[Raw records]
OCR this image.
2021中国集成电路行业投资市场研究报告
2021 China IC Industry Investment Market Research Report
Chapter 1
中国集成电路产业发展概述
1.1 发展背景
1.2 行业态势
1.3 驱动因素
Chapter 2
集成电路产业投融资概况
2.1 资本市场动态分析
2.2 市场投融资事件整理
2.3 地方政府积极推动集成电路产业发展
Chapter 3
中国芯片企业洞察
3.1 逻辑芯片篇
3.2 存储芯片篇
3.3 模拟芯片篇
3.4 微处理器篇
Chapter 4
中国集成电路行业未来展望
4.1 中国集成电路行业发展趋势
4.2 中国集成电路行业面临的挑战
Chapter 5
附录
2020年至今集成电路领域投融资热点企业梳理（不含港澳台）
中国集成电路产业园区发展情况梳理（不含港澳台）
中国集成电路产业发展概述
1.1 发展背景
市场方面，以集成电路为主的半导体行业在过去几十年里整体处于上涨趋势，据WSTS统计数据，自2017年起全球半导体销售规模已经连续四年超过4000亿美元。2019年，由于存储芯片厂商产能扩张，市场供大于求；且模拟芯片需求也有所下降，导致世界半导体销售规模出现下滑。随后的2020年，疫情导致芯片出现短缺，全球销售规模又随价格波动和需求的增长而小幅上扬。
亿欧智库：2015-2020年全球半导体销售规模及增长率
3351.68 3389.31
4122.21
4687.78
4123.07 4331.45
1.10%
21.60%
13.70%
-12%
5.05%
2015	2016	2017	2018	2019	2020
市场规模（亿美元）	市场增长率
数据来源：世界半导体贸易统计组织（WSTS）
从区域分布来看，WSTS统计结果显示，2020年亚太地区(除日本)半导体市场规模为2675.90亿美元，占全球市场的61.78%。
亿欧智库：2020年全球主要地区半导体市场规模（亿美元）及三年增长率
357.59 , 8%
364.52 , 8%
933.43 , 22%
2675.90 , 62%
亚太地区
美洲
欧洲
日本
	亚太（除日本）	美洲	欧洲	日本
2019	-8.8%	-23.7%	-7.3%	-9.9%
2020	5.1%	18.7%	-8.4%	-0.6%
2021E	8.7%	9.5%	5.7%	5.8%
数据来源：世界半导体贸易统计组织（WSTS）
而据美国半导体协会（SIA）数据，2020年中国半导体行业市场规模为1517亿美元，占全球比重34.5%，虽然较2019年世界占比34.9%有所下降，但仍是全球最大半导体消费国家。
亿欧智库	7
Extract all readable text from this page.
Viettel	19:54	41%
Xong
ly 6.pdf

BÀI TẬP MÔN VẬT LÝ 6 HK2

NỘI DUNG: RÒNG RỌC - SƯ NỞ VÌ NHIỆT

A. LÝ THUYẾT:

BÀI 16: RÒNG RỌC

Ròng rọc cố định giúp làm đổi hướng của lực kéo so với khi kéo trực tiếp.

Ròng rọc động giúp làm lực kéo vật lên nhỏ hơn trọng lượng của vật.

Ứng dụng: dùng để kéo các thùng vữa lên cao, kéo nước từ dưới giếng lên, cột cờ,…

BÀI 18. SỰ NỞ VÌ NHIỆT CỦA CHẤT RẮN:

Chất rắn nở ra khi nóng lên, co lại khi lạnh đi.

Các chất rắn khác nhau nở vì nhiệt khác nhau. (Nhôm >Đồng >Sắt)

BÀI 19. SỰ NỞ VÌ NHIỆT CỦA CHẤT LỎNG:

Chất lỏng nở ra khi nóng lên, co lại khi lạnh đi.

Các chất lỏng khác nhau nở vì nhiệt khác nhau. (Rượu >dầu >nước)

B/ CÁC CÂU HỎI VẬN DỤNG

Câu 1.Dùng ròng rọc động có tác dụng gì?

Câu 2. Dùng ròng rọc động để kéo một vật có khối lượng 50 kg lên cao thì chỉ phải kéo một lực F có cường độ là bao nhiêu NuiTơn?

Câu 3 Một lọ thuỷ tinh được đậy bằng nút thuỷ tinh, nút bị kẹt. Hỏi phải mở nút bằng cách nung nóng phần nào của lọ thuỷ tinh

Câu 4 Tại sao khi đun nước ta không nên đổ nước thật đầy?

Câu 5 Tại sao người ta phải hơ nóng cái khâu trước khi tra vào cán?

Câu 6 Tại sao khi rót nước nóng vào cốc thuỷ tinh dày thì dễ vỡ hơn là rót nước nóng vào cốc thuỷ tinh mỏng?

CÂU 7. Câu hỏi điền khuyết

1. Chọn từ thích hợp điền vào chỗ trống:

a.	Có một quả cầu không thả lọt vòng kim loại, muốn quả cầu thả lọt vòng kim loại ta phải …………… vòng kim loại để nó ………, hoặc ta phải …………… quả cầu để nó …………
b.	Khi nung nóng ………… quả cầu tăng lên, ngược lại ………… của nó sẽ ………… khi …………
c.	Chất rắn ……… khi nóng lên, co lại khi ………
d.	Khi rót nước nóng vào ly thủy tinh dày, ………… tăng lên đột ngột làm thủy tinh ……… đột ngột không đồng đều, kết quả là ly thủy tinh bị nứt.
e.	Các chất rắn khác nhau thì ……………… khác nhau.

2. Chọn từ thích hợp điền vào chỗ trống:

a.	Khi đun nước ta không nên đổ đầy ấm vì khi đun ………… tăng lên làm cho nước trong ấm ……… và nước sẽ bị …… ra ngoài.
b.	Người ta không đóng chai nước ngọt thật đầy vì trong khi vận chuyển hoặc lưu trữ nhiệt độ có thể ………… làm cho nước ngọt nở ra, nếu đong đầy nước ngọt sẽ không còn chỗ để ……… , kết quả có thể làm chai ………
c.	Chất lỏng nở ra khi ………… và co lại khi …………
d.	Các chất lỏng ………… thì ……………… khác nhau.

**AIM:**
Identify and copy lines that hold the string "không".

**EXERCISE ANSWER:**
Câu 4 Tại sao khi đun nước ta không nên đổ nước thật đầy?
a.	Có một quả cầu không thả lọt vòng kim loại, muốn quả cầu thả lọt vòng kim loại ta phải …………… vòng kim loại để nó ………, hoặc ta phải …………… quả cầu để nó …………
d.	Khi rót nước nóng vào ly thủy tinh dày, ………… tăng lên đột ngột làm thủy tinh ……… đột ngột không đồng đều, kết quả là ly thủy tinh bị nứt.
a.	Khi đun nước ta không nên đổ đầy ấm vì khi đun ………… tăng lên làm cho nước trong ấm ……… và nước sẽ bị …… ra ngoài.
b.	Người ta không đóng chai nước ngọt thật đầy vì trong khi vận chuyển hoặc lưu trữ nhiệt độ có thể ………… làm cho nước ngọt nở ra, nếu đong đầy nước ngọt sẽ không còn chỗ để ……… , kết quả có thể làm chai ………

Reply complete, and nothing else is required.